_Requirement_. Extract every entry word for word.

_Task data_.
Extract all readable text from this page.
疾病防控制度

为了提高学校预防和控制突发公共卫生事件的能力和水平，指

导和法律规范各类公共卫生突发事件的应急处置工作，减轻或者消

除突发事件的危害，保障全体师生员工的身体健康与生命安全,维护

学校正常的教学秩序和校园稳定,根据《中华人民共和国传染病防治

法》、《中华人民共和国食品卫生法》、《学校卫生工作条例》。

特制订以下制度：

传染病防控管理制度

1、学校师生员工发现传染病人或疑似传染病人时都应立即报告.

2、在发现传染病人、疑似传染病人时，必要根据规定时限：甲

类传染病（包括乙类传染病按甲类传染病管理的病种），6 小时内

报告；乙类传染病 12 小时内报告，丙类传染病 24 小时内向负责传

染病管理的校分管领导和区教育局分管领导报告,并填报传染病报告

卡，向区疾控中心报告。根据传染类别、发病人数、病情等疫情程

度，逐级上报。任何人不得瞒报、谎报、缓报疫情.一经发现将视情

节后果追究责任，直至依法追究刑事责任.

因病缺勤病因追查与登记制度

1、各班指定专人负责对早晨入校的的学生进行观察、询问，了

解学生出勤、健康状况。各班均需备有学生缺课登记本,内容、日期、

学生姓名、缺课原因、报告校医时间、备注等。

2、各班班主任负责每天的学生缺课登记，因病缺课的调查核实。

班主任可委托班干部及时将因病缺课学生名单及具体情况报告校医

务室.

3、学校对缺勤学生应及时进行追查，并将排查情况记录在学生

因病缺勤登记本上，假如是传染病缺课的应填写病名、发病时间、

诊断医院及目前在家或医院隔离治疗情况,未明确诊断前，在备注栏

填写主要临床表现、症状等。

_The response_.
Extract all readable text from this page.
疾病防控制度

为了提高学校预防和控制突发公共卫生事件的能力和水平，指

导和法律规范各类公共卫生突发事件的应急处置工作，减轻或者消

除突发事件的危害，保障全体师生员工的身体健康与生命安全,维护

学校正常的教学秩序和校园稳定,根据《中华人民共和国传染病防治

法》、《中华人民共和国食品卫生法》、《学校卫生工作条例》。

特制订以下制度：

传染病防控管理制度

1、学校师生员工发现传染病人或疑似传染病人时都应立即报告.

2、在发现传染病人、疑似传染病人时，必要根据规定时限：甲

类传染病（包括乙类传染病按甲类传染病管理的病种），6 小时内

报告；乙类传染病 12 小时内报告，丙类传染病 24 小时内向负责传

染病管理的校分管领导和区教育局分管领导报告,并填报传染病报告

卡，向区疾控中心报告。根据传染类别、发病人数、病情等疫情程

度，逐级上报。任何人不得瞒报、谎报、缓报疫情.一经发现将视情

节后果追究责任，直至依法追究刑事责任.

因病缺勤病因追查与登记制度

1、各班指定专人负责对早晨入校的的学生进行观察、询问，了

解学生出勤、健康状况。各班均需备有学生缺课登记本,内容、日期、

学生姓名、缺课原因、报告校医时间、备注等。

2、各班班主任负责每天的学生缺课登记，因病缺课的调查核实。

班主任可委托班干部及时将因病缺课学生名单及具体情况报告校医

务室.

3、学校对缺勤学生应及时进行追查，并将排查情况记录在学生

因病缺勤登记本上，假如是传染病缺课的应填写病名、发病时间、

诊断医院及目前在家或医院隔离治疗情况,未明确诊断前，在备注栏

填写主要临床表现、症状等。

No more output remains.